## Exercise set
[A] In the text on Trump and market volatility, what is the name of the metric that measures the ratio of news related to Trump rather than other topics?
[B] Reproduce the stretch of the text on Trump and market volatility from "Zak Selbert, Indexica" through "coffee, for example.".

───── Document extract ─────

In its study, the company found four key ways Trump affected markets:
- He drives volatility. The company used its BuzzSentiment metric, which “measures the ratio of news that is related to Trump rather than other topics,” combined with its Attitude measurement to predict Trump’s impact on market volatility.
“When Trump is written about more often and in a more negative tone, equities tend to become more volatile,” Indexica said in a statement, adding that “some may argue that the BuzzSentiment of Trump is highly volatile because the person the metric is measuring is highly volatile, and markets follow.” However, it notes that BuzzSentiment is a short-term metric, and that “markets tend to calm down as the metric reverts towards its moving average.”
Zak Selbert, Indexica CEO, told ThinkAdvisor that “Trump comes into play with volatility,” although the firm doesn’t provide Trump-centric information to clients as it does weather pattern information for trading coffee, for example.

───── Dataset extract ─────

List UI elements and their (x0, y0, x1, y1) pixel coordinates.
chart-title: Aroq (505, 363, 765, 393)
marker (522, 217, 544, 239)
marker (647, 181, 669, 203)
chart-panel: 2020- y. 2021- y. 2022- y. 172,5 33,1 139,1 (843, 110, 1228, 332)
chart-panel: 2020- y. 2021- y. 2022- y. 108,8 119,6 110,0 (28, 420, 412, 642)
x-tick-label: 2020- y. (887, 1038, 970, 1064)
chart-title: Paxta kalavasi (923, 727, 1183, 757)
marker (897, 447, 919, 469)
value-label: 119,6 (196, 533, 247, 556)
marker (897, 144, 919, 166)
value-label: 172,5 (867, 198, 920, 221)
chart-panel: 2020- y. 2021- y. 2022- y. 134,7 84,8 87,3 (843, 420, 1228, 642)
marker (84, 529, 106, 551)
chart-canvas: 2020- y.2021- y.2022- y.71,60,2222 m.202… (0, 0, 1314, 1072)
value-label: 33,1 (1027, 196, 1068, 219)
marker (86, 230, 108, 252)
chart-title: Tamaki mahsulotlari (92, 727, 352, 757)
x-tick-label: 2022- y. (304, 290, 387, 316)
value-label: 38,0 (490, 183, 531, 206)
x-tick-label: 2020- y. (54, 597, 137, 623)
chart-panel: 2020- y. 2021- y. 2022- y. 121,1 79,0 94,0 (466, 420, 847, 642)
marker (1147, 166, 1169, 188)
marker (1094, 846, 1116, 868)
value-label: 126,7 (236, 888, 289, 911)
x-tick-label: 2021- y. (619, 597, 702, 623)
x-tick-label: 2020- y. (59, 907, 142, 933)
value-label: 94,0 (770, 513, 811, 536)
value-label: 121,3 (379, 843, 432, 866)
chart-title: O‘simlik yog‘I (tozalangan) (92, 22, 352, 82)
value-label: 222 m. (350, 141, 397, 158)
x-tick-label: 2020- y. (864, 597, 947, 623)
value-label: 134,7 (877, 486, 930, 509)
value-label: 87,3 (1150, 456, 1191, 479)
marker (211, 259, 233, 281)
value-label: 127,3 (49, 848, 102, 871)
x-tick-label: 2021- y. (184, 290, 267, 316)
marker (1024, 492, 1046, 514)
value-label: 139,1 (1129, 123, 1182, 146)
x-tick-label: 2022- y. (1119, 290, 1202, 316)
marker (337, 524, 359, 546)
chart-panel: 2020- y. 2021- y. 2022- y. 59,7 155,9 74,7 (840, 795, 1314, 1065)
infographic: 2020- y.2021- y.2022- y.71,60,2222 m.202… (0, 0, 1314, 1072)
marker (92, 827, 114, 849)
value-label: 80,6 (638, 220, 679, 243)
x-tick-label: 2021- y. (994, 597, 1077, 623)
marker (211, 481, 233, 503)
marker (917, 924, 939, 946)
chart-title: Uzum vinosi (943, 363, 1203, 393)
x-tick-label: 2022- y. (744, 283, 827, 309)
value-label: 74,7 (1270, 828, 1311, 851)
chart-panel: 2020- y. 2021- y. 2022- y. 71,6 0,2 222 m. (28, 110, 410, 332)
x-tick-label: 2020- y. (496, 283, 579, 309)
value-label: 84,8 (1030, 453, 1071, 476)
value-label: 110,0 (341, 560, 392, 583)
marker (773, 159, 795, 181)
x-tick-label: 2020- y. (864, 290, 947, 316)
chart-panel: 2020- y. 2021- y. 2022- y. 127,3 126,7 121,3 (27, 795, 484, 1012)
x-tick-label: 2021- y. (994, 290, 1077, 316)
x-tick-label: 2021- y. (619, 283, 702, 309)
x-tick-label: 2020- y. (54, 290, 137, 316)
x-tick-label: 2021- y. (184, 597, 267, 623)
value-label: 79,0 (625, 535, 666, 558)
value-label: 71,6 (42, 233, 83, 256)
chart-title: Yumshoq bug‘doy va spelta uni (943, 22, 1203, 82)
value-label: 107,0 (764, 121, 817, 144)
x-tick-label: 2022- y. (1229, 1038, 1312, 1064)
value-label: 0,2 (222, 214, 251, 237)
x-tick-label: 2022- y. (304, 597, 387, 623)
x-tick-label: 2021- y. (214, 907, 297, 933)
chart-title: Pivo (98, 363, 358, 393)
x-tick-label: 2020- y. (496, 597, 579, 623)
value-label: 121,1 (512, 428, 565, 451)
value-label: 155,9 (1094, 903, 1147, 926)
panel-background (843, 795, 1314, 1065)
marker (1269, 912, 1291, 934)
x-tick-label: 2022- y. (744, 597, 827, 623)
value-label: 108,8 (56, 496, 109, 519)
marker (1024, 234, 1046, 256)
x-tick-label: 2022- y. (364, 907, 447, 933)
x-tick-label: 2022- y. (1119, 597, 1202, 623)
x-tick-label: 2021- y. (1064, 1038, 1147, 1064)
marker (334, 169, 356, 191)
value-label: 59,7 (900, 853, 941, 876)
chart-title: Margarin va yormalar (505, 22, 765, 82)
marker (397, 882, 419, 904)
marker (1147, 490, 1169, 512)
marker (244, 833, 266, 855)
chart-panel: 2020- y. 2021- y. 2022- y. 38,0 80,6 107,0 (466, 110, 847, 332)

─────

## Task-by-task answers
[A] BuzzSentiment

[B]
Zak Selbert, Indexica CEO, told ThinkAdvisor that “Trump comes into play with volatility,” although the firm doesn’t provide Trump-centric information to clients as it does weather pattern information for trading coffee, for example.